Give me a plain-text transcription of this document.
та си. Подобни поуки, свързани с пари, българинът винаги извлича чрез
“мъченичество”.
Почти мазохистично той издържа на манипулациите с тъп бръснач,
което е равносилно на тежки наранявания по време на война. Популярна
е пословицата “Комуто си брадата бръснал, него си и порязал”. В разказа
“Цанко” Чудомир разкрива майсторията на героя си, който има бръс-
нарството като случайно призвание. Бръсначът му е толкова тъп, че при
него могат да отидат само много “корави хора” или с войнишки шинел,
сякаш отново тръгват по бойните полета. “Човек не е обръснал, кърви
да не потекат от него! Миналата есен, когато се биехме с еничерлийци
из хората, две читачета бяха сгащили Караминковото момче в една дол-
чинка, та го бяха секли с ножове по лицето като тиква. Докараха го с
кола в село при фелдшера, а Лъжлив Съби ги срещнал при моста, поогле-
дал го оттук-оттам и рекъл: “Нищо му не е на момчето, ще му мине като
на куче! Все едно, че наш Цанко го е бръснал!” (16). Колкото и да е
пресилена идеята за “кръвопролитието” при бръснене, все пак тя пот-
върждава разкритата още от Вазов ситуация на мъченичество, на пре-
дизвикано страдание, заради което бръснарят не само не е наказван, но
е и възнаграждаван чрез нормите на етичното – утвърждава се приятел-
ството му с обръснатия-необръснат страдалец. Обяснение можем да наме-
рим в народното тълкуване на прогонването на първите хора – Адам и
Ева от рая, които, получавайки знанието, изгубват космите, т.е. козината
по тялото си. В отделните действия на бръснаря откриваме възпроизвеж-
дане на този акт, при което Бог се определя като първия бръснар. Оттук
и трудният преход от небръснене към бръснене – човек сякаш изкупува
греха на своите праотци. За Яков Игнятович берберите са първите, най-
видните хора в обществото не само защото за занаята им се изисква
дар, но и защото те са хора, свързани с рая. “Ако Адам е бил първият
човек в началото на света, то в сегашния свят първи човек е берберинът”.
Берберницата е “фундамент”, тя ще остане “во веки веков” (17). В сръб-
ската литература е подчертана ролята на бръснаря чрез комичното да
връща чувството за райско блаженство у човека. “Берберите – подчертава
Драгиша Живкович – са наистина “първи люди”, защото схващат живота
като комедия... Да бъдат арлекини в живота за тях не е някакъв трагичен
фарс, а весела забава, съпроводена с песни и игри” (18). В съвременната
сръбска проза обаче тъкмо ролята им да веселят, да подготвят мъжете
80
------------
From the records above, extract every line exactly as it stands.

Give me a plain-text transcription of this document.
та си. Подобни поуки, свързани с пари, българинът винаги извлича чрез
“мъченичество”.
Почти мазохистично той издържа на манипулациите с тъп бръснач,
което е равносилно на тежки наранявания по време на война. Популярна
е пословицата “Комуто си брадата бръснал, него си и порязал”. В разказа
“Цанко” Чудомир разкрива майсторията на героя си, който има бръс-
нарството като случайно призвание. Бръсначът му е толкова тъп, че при
него могат да отидат само много “корави хора” или с войнишки шинел,
сякаш отново тръгват по бойните полета. “Човек не е обръснал, кърви
да не потекат от него! Миналата есен, когато се биехме с еничерлийци
из хората, две читачета бяха сгащили Караминковото момче в една дол-
чинка, та го бяха секли с ножове по лицето като тиква. Докараха го с
кола в село при фелдшера, а Лъжлив Съби ги срещнал при моста, поогле-
дал го оттук-оттам и рекъл: “Нищо му не е на момчето, ще му мине като
на куче! Все едно, че наш Цанко го е бръснал!” (16). Колкото и да е
пресилена идеята за “кръвопролитието” при бръснене, все пак тя пот-
върждава разкритата още от Вазов ситуация на мъченичество, на пре-
дизвикано страдание, заради което бръснарят не само не е наказван, но
е и възнаграждаван чрез нормите на етичното – утвърждава се приятел-
ството му с обръснатия-необръснат страдалец. Обяснение можем да наме-
рим в народното тълкуване на прогонването на първите хора – Адам и
Ева от рая, които, получавайки знанието, изгубват космите, т.е. козината
по тялото си. В отделните действия на бръснаря откриваме възпроизвеж-
дане на този акт, при което Бог се определя като първия бръснар. Оттук
и трудният преход от небръснене към бръснене – човек сякаш изкупува
греха на своите праотци. За Яков Игнятович берберите са първите, най-
видните хора в обществото не само защото за занаята им се изисква
дар, но и защото те са хора, свързани с рая. “Ако Адам е бил първият
човек в началото на света, то в сегашния свят първи човек е берберинът”.
Берберницата е “фундамент”, тя ще остане “во веки веков” (17). В сръб-
ската литература е подчертана ролята на бръснаря чрез комичното да
връща чувството за райско блаженство у човека. “Берберите – подчертава
Драгиша Живкович – са наистина “първи люди”, защото схващат живота
като комедия... Да бъдат арлекини в живота за тях не е някакъв трагичен
фарс, а весела забава, съпроводена с песни и игри” (18). В съвременната
сръбска проза обаче тъкмо ролята им да веселят, да подготвят мъжете
80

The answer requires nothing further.